Recorded data:
##########

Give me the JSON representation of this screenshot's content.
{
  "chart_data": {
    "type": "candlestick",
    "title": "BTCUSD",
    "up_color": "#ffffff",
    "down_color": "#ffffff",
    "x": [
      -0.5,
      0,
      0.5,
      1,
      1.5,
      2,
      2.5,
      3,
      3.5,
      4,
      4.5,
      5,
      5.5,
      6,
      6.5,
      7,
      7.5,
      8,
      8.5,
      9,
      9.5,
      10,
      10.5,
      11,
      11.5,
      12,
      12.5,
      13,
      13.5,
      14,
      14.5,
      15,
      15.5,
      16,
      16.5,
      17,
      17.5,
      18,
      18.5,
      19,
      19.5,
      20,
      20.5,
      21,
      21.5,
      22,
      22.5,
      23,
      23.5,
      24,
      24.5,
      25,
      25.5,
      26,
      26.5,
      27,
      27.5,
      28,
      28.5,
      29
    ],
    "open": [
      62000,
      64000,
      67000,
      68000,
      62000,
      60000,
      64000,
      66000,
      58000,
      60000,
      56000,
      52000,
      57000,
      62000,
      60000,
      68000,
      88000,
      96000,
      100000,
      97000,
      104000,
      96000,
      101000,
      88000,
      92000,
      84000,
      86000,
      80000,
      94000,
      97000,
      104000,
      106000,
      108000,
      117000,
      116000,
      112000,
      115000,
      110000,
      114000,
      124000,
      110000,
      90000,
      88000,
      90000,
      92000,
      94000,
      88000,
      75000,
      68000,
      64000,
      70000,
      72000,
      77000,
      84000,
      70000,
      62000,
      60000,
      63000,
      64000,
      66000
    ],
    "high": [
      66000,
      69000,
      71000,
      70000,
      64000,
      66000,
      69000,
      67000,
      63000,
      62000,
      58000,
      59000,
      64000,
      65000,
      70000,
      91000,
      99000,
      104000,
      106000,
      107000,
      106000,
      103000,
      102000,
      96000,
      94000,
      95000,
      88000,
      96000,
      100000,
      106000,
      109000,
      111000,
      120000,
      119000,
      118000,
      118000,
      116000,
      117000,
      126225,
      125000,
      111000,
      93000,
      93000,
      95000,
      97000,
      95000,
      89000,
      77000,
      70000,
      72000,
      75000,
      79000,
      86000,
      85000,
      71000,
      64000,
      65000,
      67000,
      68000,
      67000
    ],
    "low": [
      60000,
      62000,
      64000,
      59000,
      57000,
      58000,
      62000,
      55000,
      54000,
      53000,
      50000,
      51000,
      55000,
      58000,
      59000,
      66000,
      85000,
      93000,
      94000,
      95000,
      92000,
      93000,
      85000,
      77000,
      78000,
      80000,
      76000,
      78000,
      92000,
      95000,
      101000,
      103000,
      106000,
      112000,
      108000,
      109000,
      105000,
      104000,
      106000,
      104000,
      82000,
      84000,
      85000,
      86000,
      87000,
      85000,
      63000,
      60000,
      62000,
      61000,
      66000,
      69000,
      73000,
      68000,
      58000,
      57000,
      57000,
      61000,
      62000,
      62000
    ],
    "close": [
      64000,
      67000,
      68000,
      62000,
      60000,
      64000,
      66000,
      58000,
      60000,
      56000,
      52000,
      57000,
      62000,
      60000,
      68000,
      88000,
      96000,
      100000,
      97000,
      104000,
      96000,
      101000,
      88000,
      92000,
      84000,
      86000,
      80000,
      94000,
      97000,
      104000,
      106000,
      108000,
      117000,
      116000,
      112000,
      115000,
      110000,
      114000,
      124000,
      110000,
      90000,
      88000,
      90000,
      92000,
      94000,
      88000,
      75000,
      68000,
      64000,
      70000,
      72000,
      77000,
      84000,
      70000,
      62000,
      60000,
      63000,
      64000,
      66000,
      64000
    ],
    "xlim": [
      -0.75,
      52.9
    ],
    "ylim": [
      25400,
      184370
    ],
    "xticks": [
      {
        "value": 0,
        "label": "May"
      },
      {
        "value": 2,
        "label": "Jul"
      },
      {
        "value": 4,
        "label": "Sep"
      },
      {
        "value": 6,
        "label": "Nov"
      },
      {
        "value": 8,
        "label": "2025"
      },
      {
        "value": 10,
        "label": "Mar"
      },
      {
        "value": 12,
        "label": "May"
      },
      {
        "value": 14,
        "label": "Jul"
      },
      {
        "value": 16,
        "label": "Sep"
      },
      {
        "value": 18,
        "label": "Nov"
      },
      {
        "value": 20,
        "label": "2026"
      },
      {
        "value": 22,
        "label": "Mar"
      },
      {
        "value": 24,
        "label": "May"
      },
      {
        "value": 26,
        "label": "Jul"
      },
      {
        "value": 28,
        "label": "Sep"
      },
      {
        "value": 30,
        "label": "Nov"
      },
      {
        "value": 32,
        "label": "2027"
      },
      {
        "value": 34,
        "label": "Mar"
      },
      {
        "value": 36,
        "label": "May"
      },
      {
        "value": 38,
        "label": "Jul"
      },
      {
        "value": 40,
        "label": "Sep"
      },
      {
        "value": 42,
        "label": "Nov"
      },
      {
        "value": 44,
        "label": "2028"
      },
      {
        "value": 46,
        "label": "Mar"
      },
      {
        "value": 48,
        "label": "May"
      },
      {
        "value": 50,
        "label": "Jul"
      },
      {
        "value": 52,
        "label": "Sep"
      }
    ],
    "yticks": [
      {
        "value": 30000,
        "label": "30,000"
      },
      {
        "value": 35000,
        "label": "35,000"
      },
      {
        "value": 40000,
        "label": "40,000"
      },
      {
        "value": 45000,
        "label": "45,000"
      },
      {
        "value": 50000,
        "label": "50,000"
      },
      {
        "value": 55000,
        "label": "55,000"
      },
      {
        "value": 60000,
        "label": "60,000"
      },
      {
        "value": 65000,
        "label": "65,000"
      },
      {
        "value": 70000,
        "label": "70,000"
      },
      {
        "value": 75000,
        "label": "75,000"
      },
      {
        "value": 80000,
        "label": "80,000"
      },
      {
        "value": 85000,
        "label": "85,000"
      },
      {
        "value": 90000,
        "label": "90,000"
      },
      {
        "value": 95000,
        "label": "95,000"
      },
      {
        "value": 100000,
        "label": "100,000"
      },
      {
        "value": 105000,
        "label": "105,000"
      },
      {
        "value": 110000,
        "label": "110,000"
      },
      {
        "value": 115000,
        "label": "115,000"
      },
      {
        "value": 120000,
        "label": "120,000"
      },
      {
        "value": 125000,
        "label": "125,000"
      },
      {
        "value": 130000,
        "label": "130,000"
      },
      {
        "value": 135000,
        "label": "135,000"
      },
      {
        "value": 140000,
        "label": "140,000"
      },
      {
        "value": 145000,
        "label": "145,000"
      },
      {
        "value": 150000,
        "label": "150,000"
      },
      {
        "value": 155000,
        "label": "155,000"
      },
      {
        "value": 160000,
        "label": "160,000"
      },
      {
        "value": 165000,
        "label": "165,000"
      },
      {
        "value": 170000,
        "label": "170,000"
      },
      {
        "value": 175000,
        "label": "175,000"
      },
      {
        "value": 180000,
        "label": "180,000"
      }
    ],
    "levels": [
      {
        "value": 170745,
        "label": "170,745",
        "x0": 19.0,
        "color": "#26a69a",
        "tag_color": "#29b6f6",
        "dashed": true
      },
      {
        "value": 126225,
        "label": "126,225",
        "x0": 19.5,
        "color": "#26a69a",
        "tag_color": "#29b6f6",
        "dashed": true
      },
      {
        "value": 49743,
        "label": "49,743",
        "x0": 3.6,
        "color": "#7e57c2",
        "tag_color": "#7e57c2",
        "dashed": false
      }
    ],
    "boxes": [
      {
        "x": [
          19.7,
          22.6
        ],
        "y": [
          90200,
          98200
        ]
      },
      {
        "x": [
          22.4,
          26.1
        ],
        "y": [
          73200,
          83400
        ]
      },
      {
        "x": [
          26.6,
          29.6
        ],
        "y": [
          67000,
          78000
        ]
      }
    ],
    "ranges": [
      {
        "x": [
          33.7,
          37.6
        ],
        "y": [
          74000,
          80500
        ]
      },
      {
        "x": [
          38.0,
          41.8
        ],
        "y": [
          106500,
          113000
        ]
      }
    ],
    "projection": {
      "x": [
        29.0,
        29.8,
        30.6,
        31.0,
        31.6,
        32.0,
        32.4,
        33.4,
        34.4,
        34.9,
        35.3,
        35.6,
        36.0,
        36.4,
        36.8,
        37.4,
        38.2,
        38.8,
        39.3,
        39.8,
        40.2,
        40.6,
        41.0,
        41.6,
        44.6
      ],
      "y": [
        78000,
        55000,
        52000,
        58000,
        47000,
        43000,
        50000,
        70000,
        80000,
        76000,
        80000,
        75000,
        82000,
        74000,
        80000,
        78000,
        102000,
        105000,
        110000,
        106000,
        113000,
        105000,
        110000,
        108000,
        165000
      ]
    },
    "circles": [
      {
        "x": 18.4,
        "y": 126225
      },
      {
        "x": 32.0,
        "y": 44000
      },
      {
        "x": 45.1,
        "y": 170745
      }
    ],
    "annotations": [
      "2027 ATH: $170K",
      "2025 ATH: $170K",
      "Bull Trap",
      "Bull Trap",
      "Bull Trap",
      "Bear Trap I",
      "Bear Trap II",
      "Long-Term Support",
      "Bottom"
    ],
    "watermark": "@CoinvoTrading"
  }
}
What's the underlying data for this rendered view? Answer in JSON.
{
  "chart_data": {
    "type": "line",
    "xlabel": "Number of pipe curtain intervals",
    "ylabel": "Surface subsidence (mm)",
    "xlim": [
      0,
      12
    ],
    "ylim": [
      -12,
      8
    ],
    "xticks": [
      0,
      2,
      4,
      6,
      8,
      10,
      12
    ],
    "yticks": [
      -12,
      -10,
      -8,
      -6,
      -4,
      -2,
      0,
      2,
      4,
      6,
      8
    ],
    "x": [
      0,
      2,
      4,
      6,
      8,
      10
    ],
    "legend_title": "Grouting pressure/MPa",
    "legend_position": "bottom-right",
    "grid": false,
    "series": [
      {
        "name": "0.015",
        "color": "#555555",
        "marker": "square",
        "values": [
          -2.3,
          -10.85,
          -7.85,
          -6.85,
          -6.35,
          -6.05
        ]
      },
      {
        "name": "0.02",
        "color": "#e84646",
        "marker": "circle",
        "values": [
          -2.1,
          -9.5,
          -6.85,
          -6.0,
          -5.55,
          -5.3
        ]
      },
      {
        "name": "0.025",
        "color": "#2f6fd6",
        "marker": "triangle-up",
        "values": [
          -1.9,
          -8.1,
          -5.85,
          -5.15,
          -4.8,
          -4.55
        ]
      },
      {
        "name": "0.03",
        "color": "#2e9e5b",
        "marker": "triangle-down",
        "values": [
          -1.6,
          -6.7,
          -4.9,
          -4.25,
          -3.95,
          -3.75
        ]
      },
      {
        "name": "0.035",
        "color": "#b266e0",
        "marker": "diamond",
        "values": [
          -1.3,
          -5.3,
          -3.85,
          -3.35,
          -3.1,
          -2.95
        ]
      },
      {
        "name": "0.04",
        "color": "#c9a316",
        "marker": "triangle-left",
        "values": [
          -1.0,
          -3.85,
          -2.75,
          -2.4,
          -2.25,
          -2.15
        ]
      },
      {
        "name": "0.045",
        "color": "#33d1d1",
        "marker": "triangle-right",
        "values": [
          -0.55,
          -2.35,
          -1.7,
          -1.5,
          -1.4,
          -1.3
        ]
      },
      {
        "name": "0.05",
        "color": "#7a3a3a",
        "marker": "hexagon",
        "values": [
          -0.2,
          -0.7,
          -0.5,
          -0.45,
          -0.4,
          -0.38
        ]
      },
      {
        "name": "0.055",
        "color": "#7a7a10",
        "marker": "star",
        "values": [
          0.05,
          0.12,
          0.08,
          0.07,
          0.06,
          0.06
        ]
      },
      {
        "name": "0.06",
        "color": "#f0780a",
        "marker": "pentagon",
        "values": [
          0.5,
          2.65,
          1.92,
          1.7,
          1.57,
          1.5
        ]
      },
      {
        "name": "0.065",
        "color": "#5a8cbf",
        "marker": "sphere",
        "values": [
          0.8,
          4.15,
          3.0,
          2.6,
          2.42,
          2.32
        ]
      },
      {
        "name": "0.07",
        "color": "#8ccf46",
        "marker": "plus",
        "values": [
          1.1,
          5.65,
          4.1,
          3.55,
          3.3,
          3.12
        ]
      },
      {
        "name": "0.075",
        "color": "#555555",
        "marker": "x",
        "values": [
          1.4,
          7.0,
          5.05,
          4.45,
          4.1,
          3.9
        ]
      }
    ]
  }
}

##########

> **The task**: Search the records for the word "right". Copy every line that has it.

> **Result for this exercise**:
    "legend_position": "bottom-right",
        "marker": "triangle-right",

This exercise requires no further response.